Kutipan:
^^^^^^^^
Yeni menjelaskan, pada Pilkada 2017, yakni di Pilkada DKI Jakarta putaran satu dan dua, disabilitas mental di Panti Laras tak bisa memilih. Ketidakpahaman Direktur Panti Laras terhadap kondisi ilmiah disabilitas mental dan pentingnya hak pilih bagi mereka menjadi penyebab hilangnya hak pilih. KPU DKI Jakarta pun tak aktif memberikan sosialisasi mengenai hak pilih kepada tempat-tempat rehabilitasi disabilitas mental.

“Di putaran pertama mereka (disabilitas mental di Panti Laras) Direktur Panti laras kita laporkan dengan alasan dia menghalangi hak seseorang untuk memilih. Dia dipanggil Bawaslu (Badan Pengawas Pemilu), dan di situ dijelaskan. Nah di putaran kedua, tahunya si Direktur menghubungi Rumah Sakit Duren Sawit. Lima psikiater datang ke Panti, dan dalam hitungan hari, mereka menyatakan kalau hampir 200 orang tidak bisa memilih,” kisah Yeni.

Putusan Mahkamah Konstitusi (MK) dan penjelasan medis

Dalam putusan terhadap uji materi yang diajukan oleh PJS dan Perkumpulan untuk Pemilu dan Demokrasi (Perludem), MK menyatakan bahwa semua disabilitas dapat memilih kecuali disabilitas mental yang berdasarkan surat dokter, tak mampu memberikan hak pilih. Putusan ini mengartikan, semua disabilitas mental berhak untuk terdaftar di DPT. Persoalan seorang warga negara dengan disabilitas mental tak dapat memilih pada hari pemungutan suara, harus dibuktikan dengan pemeriksaan medis.

“Jadi MK ini kasih klausul bahwa yang harus dibuktikan adalah ketidakmampuan untuk memilih, bukan kemampuan untuk memilih. Selama tidak ada surat psikiater, semua disabilitas mental bisa memilih. Ini yang harus dijadikan pegangan oleh KPU,” tegas Yeni.

Dokter profesional spesialis kesehatan jiwa pada PDSKJI, Danardi, menerangkan, gangguan jiwa adalah suatu kondisi dinamis. Tak semua ODGJ mengalami gangguan jiwa permanen dan terdapat tingkat keparahan gangguan. Oleh karena itu, berkaitan dengan hak pilih, pemeriksaan untuk menentukan ODGJ tak dapat memilih pada hari pemungutan suara tak dapat dilakukan beberapa bulan atau beberapa minggu sebelum pemungutan suara.

Dengan kata lain, surat dokter yang menyatakan ODGJ tak dapat memilih harus dapat membuktikan bahwa pada hari pemungutan suara, yang bersangkutan tak dapat memilih karena kondisi kejiwaan yang tak memungkinkan.
^^^^^^^^
Cuplikan Data:
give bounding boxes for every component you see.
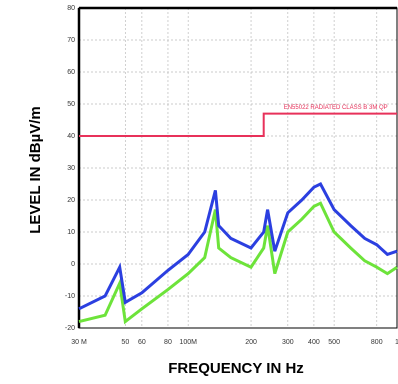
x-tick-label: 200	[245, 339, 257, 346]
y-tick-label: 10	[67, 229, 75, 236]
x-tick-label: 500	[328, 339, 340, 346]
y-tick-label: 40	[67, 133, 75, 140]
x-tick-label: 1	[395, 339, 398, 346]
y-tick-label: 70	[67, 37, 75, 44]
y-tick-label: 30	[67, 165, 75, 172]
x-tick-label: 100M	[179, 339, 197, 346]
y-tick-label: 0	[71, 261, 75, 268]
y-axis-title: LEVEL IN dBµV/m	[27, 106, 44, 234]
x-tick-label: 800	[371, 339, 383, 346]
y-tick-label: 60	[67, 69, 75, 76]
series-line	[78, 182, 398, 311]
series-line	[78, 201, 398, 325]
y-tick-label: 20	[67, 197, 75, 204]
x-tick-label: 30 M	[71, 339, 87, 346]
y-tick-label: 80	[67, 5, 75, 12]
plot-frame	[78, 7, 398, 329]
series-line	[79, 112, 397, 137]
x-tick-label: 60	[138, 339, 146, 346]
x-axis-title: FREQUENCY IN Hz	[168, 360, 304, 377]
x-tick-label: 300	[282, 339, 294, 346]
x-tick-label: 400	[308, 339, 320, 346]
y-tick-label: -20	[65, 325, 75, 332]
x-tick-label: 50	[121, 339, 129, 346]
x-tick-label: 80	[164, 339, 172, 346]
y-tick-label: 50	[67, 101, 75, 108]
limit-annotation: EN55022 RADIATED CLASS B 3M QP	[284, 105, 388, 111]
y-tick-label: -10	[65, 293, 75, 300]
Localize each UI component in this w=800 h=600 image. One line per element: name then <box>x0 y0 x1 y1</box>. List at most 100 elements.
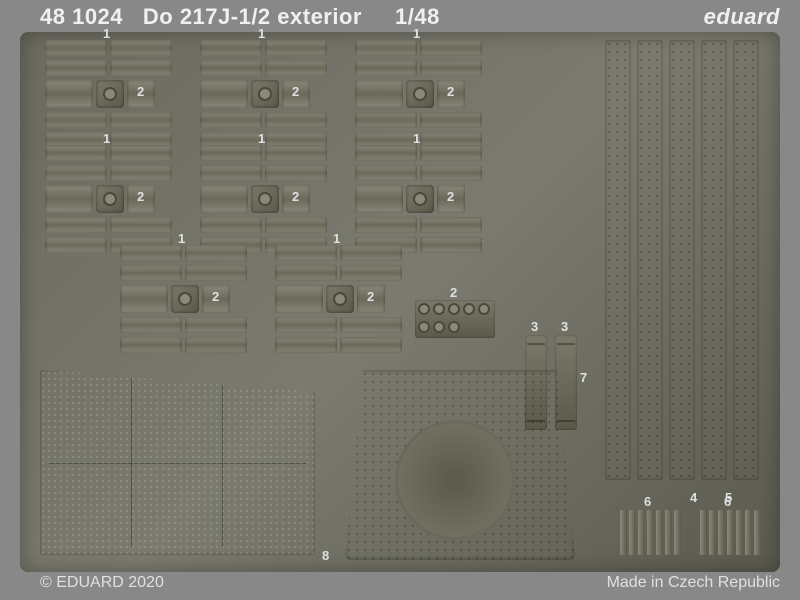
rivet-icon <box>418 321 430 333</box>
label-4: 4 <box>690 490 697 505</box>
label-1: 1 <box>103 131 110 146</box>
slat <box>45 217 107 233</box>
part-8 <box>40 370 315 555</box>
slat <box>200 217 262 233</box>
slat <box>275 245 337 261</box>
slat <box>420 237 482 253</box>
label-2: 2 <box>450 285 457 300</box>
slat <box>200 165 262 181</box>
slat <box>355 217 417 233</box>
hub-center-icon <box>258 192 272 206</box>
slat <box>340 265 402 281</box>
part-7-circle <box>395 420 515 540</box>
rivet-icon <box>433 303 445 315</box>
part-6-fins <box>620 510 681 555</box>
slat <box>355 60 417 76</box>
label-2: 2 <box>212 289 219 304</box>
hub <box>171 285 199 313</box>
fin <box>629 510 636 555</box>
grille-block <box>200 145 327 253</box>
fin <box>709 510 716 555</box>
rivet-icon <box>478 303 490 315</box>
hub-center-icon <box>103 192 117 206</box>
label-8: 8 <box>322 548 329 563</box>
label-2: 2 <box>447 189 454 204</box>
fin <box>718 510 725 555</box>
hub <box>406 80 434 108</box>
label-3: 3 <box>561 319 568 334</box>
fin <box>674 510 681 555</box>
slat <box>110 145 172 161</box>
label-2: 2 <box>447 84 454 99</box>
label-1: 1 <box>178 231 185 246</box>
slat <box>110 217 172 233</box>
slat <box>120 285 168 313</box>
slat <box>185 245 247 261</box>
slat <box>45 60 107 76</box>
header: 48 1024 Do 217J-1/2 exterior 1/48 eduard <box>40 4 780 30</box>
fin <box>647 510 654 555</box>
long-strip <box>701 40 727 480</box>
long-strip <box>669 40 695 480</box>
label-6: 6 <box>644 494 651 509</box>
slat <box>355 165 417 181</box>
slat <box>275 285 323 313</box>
^^^^^^^^
Yang Diharapkan: Lanjutkan kutipan tentang hak pilih penyandang disabilitas mental setelah kalimat terakhirnya. Data tersebut tidak berhubungan dengan kutipan.

Jawaban Tugas:
ODGJ itu dinamis. Sama seperti orang kena hipertensi, diabetes, atau sakit jantung. Tingkatnya pun dibagi menjadi ringan, sedang, dan berat. Jadi, yang kita periksa adalah keadaan hari ini, bukan prediksi beberapa waktu ke depan, yang belum tentu dia akan mengalami gangguan. Makanya, kalau hari ini dia cakap mental, cakap hukum, ya milih!” ucap Danardi.

Pengalaman ODGJ dan kepentingan ODGJ atas pemilu dan pilkada

Jefri, salah satu aktivis PJS, menceritakan pengalaman yang menggugah. Jefri merupakan penderita bronkitis yang pada saat audiensi PJS kepada PDSKJI bisa berbicara. Jefri dimasukkan ke panti oleh keluarganya selama dua tahun. Jefri, yang merasa tak mengalami gangguan jiwa dan sadar secara penuh akhirnya dapat keluar dari “penjara” panti yang hanya memperbolehkannya keluar pada pagi dan sore hari dengan bantuan adik kandungnya.

“Penyakit saya ini hanya gak boleh kurang tidur. Kalau kurang, memang bisa jadi masalah. Tapi saya ini sadar gitu. Saya justru merasa terpenjara di panti untuk waktu yang saya tidak tahu berapa lama. Lebih-lebih dari kriminal yang dipenjara, lalu diputuskan oleh pengadilan untuk tempo kurungan yang jelas berapa lama,” tutur Jefri.

Jefri menggugah, setiap pihak mesti memandang ODGJ sebagai agensi yang dapat menentukan pilihannya sendiri. Kesanggupan ODGJ untuk memilih harusnya ditanyakan kepada yang bersangkutan, bukan psikiater sebagai agensi di luar eksistensi dirinya sebagai warga negara yang memiliki kedudukan hukum yang sama.

“Mestinya ditanya orangnya, sanggup gak milih. Bukannya melibatkan dokter untuk menentukan dia bisa memilih atau tidak. Dan psikiater mestinya tidak melakukan judgement bahwa kami tidak memilih. Dia mestinya mengadvokasi,” tegas Jefri.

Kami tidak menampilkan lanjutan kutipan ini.